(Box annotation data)
+++++

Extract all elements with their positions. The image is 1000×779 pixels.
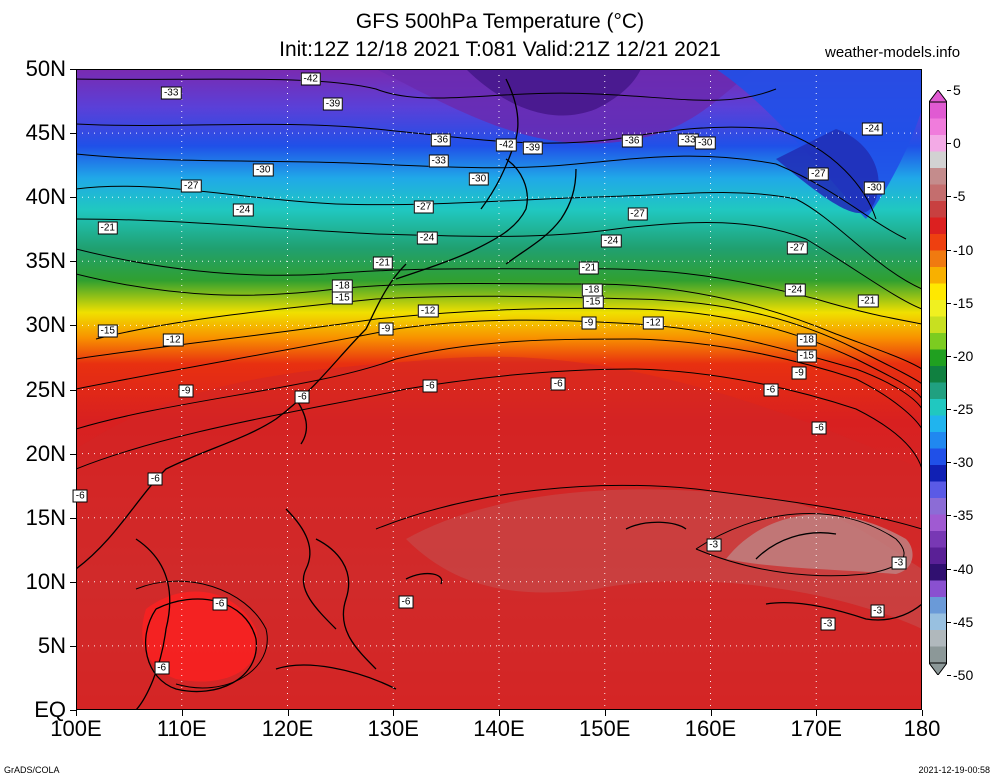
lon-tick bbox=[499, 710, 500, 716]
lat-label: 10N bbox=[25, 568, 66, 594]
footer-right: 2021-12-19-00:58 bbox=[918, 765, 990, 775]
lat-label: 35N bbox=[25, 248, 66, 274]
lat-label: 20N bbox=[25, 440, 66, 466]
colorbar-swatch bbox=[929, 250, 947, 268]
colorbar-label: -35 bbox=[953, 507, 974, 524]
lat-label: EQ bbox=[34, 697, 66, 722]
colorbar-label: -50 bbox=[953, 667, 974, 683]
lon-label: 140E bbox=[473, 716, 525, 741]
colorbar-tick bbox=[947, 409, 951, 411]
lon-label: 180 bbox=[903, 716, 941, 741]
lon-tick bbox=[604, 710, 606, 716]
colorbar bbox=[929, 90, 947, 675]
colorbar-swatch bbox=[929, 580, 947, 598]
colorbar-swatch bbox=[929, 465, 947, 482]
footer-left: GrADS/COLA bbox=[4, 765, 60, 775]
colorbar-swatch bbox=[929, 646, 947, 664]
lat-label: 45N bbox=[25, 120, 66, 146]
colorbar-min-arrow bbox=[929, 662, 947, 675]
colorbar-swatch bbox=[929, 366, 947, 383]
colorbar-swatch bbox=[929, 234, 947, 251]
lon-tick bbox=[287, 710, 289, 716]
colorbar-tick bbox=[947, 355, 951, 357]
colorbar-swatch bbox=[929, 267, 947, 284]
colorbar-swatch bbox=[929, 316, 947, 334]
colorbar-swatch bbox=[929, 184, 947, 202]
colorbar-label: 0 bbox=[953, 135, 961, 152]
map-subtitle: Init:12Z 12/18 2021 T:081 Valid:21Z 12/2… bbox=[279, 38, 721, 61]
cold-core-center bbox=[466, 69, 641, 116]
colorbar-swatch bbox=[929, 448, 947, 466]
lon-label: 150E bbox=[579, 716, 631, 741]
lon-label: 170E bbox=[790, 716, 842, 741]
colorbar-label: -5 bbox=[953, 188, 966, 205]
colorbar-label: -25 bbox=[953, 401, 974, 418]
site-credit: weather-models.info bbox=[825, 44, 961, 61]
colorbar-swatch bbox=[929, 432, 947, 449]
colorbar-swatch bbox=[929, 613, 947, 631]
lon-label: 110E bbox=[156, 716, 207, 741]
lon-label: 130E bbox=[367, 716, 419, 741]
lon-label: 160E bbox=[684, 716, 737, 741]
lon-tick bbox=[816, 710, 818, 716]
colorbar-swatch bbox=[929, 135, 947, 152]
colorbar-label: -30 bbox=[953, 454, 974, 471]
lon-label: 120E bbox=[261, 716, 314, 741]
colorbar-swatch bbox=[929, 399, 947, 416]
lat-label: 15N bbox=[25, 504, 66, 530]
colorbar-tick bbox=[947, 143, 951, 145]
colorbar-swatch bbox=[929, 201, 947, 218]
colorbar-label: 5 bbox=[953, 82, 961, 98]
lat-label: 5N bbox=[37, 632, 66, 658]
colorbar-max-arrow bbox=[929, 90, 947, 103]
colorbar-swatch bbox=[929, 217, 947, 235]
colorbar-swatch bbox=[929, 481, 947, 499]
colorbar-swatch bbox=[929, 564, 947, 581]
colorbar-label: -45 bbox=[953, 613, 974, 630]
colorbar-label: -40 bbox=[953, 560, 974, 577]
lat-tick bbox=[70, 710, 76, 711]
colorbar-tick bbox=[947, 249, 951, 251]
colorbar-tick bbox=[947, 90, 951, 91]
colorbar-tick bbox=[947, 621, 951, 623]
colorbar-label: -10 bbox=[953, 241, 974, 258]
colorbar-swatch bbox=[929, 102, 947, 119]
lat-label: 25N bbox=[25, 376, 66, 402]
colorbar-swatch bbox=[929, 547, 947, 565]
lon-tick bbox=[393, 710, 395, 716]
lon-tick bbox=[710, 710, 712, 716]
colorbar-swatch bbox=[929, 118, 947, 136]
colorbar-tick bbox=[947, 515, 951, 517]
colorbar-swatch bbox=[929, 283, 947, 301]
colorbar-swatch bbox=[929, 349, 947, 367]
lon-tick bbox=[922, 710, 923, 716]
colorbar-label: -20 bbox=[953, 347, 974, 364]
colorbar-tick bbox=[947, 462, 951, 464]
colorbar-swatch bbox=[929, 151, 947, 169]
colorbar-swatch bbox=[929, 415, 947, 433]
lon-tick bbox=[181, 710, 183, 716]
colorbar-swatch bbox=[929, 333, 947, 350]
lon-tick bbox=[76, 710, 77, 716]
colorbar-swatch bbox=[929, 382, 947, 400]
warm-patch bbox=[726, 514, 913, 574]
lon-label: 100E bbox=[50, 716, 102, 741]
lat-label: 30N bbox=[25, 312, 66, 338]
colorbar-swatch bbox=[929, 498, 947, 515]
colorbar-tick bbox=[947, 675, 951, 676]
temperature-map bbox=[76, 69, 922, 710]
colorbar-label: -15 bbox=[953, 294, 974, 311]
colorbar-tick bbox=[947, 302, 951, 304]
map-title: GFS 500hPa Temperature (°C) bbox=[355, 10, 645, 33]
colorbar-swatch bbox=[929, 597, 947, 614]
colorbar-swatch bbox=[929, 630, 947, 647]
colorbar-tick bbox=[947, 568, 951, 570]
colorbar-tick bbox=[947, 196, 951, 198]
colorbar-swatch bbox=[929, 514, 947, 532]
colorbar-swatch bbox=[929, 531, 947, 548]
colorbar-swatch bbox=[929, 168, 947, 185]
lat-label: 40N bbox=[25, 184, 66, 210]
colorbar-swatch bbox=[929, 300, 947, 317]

+++++

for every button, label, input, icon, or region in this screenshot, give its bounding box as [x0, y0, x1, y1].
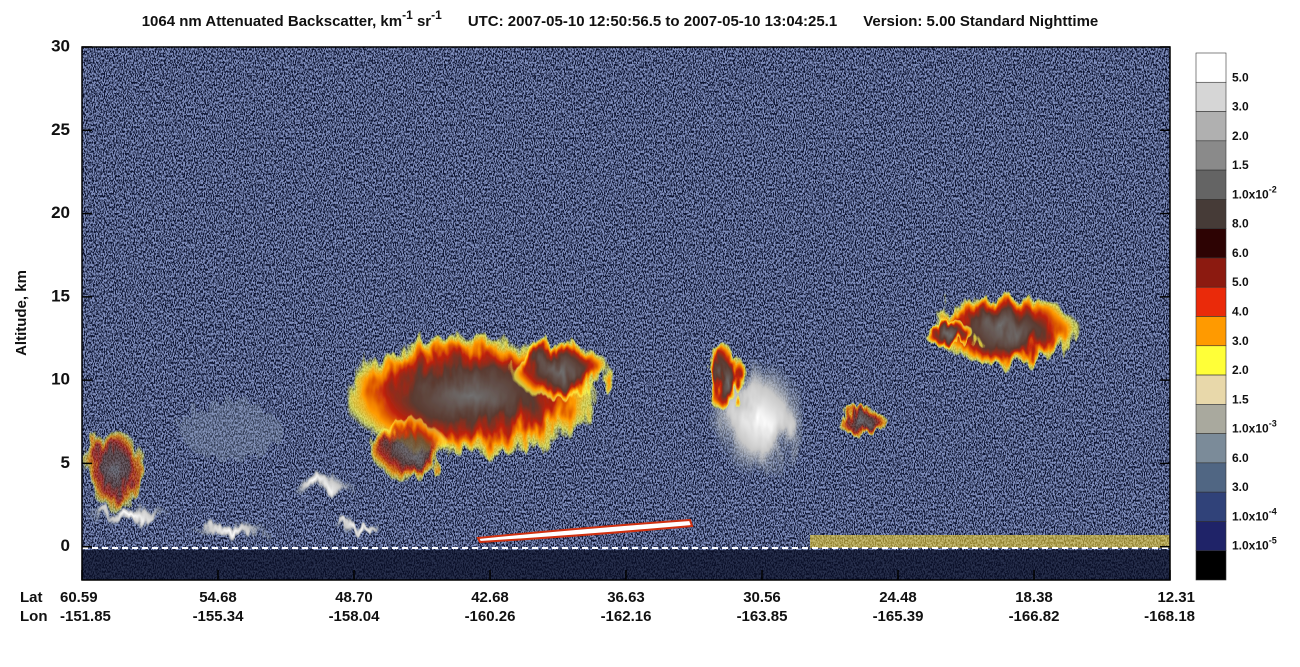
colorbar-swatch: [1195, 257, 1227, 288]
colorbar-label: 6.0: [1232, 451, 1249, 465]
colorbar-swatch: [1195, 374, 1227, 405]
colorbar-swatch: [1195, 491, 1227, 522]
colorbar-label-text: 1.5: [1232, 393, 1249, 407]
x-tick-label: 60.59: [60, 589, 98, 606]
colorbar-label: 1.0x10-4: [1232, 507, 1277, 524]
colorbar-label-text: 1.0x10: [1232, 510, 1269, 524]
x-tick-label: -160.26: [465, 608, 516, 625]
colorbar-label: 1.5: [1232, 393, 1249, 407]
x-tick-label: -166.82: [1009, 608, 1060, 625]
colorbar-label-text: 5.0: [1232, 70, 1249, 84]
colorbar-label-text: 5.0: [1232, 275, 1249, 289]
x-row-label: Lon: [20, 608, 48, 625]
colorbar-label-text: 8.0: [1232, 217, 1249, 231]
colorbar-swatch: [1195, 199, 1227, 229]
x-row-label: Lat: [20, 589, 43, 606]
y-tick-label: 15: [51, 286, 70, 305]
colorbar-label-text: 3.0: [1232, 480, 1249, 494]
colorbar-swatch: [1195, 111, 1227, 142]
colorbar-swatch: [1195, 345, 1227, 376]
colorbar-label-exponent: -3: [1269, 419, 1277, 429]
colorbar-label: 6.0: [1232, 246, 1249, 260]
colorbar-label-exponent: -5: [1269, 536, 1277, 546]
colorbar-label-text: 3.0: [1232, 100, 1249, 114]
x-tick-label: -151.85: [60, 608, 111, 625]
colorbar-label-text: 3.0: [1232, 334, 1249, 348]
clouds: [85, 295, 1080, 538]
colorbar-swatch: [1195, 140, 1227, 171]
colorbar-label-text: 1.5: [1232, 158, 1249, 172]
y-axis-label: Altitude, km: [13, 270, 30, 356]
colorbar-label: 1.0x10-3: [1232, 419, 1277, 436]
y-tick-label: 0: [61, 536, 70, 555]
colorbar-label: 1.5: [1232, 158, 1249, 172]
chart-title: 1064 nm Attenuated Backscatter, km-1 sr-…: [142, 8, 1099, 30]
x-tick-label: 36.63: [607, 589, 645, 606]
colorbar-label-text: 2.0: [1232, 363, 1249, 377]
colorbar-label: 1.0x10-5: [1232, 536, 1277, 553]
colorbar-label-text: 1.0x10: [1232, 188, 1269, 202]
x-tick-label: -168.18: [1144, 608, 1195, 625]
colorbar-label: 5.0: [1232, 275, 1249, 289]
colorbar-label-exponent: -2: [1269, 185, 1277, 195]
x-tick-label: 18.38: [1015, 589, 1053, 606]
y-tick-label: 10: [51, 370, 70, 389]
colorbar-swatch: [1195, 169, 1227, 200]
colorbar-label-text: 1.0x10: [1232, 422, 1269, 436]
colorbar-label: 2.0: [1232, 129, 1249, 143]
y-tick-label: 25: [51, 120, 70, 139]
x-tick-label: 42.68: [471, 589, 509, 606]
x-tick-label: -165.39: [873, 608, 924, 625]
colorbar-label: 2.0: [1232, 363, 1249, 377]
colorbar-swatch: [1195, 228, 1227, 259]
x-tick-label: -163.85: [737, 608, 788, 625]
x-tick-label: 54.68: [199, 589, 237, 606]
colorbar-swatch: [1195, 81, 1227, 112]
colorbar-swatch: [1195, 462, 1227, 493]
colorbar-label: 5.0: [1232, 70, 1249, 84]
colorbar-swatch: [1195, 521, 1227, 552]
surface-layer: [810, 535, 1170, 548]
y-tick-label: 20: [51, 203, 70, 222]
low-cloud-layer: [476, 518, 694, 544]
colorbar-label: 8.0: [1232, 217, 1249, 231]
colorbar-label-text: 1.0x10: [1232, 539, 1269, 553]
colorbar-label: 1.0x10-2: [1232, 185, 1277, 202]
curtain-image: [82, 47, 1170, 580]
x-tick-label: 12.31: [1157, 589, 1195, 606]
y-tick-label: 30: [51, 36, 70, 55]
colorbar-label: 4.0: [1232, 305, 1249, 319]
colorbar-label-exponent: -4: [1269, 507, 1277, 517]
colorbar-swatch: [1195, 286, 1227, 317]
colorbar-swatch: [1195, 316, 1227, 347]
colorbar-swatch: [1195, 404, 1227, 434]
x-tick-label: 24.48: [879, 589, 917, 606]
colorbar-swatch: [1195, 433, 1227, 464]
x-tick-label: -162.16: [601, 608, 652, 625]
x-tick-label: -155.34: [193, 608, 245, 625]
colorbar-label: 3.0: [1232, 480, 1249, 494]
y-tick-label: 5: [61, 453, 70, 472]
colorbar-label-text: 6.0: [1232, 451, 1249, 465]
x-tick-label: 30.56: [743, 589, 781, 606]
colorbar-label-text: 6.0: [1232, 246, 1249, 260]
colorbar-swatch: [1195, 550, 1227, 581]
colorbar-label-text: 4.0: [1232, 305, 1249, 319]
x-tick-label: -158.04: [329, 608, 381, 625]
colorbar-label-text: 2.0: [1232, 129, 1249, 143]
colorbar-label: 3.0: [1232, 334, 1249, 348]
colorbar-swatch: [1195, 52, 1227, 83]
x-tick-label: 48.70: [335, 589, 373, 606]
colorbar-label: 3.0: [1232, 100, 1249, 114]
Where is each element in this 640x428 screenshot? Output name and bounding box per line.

+++++

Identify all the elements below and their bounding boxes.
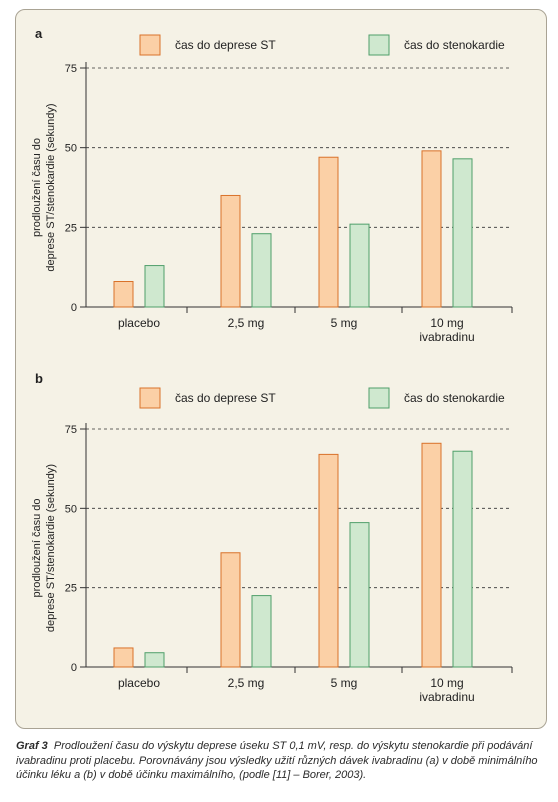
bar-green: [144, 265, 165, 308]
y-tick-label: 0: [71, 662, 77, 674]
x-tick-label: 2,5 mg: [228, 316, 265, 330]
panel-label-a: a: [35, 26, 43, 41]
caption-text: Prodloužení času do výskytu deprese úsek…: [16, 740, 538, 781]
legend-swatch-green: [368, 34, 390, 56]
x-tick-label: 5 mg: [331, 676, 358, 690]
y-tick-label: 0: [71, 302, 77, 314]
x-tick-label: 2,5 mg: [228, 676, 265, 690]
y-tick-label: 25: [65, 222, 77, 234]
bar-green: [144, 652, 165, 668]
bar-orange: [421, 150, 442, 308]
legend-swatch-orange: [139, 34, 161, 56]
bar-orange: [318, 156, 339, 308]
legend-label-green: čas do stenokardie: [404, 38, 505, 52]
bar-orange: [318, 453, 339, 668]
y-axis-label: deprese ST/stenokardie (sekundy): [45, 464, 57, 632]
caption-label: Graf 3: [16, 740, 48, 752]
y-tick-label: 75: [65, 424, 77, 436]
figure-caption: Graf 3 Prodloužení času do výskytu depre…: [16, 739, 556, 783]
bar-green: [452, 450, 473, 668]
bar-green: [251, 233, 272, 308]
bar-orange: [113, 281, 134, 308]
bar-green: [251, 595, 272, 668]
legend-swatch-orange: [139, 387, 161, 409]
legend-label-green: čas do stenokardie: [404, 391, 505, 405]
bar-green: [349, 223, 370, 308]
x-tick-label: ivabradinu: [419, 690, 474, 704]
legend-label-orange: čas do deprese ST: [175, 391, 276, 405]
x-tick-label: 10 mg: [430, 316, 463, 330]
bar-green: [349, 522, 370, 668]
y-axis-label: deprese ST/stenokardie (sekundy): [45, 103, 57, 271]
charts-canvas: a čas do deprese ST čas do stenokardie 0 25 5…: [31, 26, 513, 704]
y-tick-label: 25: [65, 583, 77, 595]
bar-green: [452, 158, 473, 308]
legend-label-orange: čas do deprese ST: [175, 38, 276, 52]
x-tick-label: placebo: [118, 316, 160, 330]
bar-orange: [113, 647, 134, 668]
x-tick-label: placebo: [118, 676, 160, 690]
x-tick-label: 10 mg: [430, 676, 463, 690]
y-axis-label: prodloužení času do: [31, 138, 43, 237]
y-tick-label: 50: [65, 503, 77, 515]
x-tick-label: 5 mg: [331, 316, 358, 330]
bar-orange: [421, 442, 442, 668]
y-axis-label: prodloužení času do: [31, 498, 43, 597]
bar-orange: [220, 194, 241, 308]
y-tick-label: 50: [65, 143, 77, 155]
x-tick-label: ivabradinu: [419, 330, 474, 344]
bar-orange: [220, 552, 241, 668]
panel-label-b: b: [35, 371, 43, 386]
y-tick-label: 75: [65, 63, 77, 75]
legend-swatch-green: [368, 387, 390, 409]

+++++

# Direction:
Pick out each line of the records above that contains the string "green" and copy those lines.

# Response below:
bar-green: [144, 265, 165, 308]
legend-swatch-green: [368, 34, 390, 56]
bar-green: [144, 652, 165, 668]
legend-label-green: čas do stenokardie: [404, 38, 505, 52]
bar-green: [452, 450, 473, 668]
bar-green: [251, 233, 272, 308]
bar-green: [251, 595, 272, 668]
legend-label-green: čas do stenokardie: [404, 391, 505, 405]
bar-green: [349, 223, 370, 308]
bar-green: [349, 522, 370, 668]
bar-green: [452, 158, 473, 308]
legend-swatch-green: [368, 387, 390, 409]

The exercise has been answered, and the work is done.